# [What is required]
Leave out the pictures and transcribe the rest of the records exactly.

# [Available data]

--- Begin ---

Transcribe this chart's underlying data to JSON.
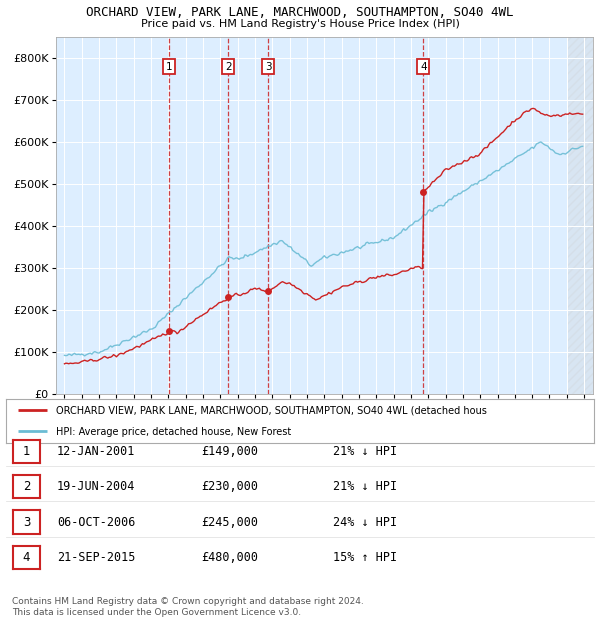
{
  "title1": "ORCHARD VIEW, PARK LANE, MARCHWOOD, SOUTHAMPTON, SO40 4WL",
  "title2": "Price paid vs. HM Land Registry's House Price Index (HPI)",
  "legend_label1": "ORCHARD VIEW, PARK LANE, MARCHWOOD, SOUTHAMPTON, SO40 4WL (detached hous",
  "legend_label2": "HPI: Average price, detached house, New Forest",
  "transactions": [
    {
      "num": 1,
      "date": "12-JAN-2001",
      "price": 149000,
      "pct": "21%",
      "dir": "↓",
      "x_year": 2001.04
    },
    {
      "num": 2,
      "date": "19-JUN-2004",
      "price": 230000,
      "pct": "21%",
      "dir": "↓",
      "x_year": 2004.46
    },
    {
      "num": 3,
      "date": "06-OCT-2006",
      "price": 245000,
      "pct": "24%",
      "dir": "↓",
      "x_year": 2006.76
    },
    {
      "num": 4,
      "date": "21-SEP-2015",
      "price": 480000,
      "pct": "15%",
      "dir": "↑",
      "x_year": 2015.72
    }
  ],
  "hpi_color": "#6bbcd4",
  "price_color": "#cc2222",
  "dashed_color": "#cc2222",
  "background_color": "#ddeeff",
  "grid_color": "#ffffff",
  "footer": "Contains HM Land Registry data © Crown copyright and database right 2024.\nThis data is licensed under the Open Government Licence v3.0.",
  "ylim": [
    0,
    850000
  ],
  "yticks": [
    0,
    100000,
    200000,
    300000,
    400000,
    500000,
    600000,
    700000,
    800000
  ],
  "xlim_start": 1994.5,
  "xlim_end": 2025.5
}
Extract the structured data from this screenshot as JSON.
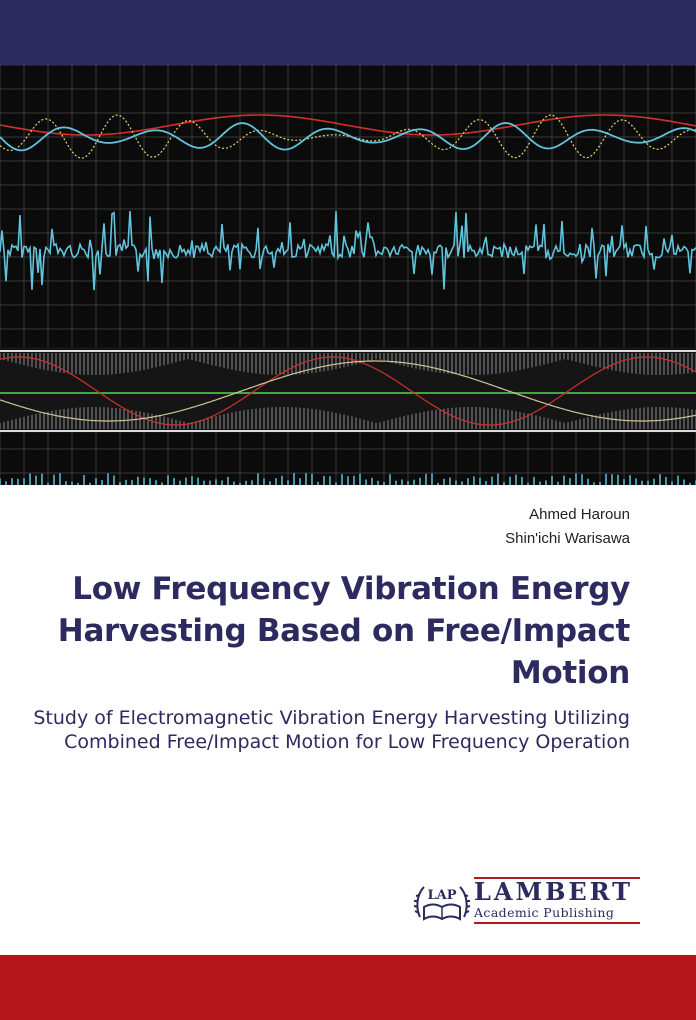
{
  "cover": {
    "colors": {
      "band_top": "#2c2a5e",
      "band_bottom": "#b3171a",
      "image_bg": "#0b0b0b",
      "trace_cyan": "#5fc4dc",
      "trace_red": "#d2302c",
      "trace_yellow": "#e6d36a",
      "trace_green": "#3fa83c"
    },
    "authors": [
      "Ahmed Haroun",
      "Shin'ichi Warisawa"
    ],
    "title": "Low Frequency Vibration Energy Harvesting Based on Free/Impact Motion",
    "subtitle": "Study of Electromagnetic Vibration Energy Harvesting Utilizing Combined Free/Impact Motion for Low Frequency Operation"
  },
  "publisher": {
    "emblem_text": "LAP",
    "name": "LAMBERT",
    "tagline": "Academic Publishing"
  }
}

--- End ---

# [Output of the task]
Transcribe this chart's underlying data to JSON.
{
  "title1": "ORCHARD VIEW, PARK LANE, MARCHWOOD, SOUTHAMPTON, SO40 4WL",
  "title2": "Price paid vs. HM Land Registry's House Price Index (HPI)",
  "legend_label1": "ORCHARD VIEW, PARK LANE, MARCHWOOD, SOUTHAMPTON, SO40 4WL (detached hous",
  "legend_label2": "HPI: Average price, detached house, New Forest",
  "transactions": [
    {
      "num": 1,
      "date": "12-JAN-2001",
      "price": 149000,
      "pct": "21%",
      "dir": "↓",
      "x_year": 2001.04
    },
    {
      "num": 2,
      "date": "19-JUN-2004",
      "price": 230000,
      "pct": "21%",
      "dir": "↓",
      "x_year": 2004.46
    },
    {
      "num": 3,
      "date": "06-OCT-2006",
      "price": 245000,
      "pct": "24%",
      "dir": "↓",
      "x_year": 2006.76
    },
    {
      "num": 4,
      "date": "21-SEP-2015",
      "price": 480000,
      "pct": "15%",
      "dir": "↑",
      "x_year": 2015.72
    }
  ],
  "hpi_color": "#6bbcd4",
  "price_color": "#cc2222",
  "dashed_color": "#cc2222",
  "background_color": "#ddeeff",
  "grid_color": "#ffffff",
  "footer": "Contains HM Land Registry data © Crown copyright and database right 2024.\nThis data is licensed under the Open Government Licence v3.0.",
  "ylim": [
    0,
    850000
  ],
  "yticks": [
    0,
    100000,
    200000,
    300000,
    400000,
    500000,
    600000,
    700000,
    800000
  ],
  "xlim_start": 1994.5,
  "xlim_end": 2025.5
}
Extract the structured data from this screenshot as JSON.
{
  "cover": {
    "colors": {
      "band_top": "#2c2a5e",
      "band_bottom": "#b3171a",
      "image_bg": "#0b0b0b",
      "trace_cyan": "#5fc4dc",
      "trace_red": "#d2302c",
      "trace_yellow": "#e6d36a",
      "trace_green": "#3fa83c"
    },
    "authors": [
      "Ahmed Haroun",
      "Shin'ichi Warisawa"
    ],
    "title": "Low Frequency Vibration Energy Harvesting Based on Free/Impact Motion",
    "subtitle": "Study of Electromagnetic Vibration Energy Harvesting Utilizing Combined Free/Impact Motion for Low Frequency Operation"
  },
  "publisher": {
    "emblem_text": "LAP",
    "name": "LAMBERT",
    "tagline": "Academic Publishing"
  }
}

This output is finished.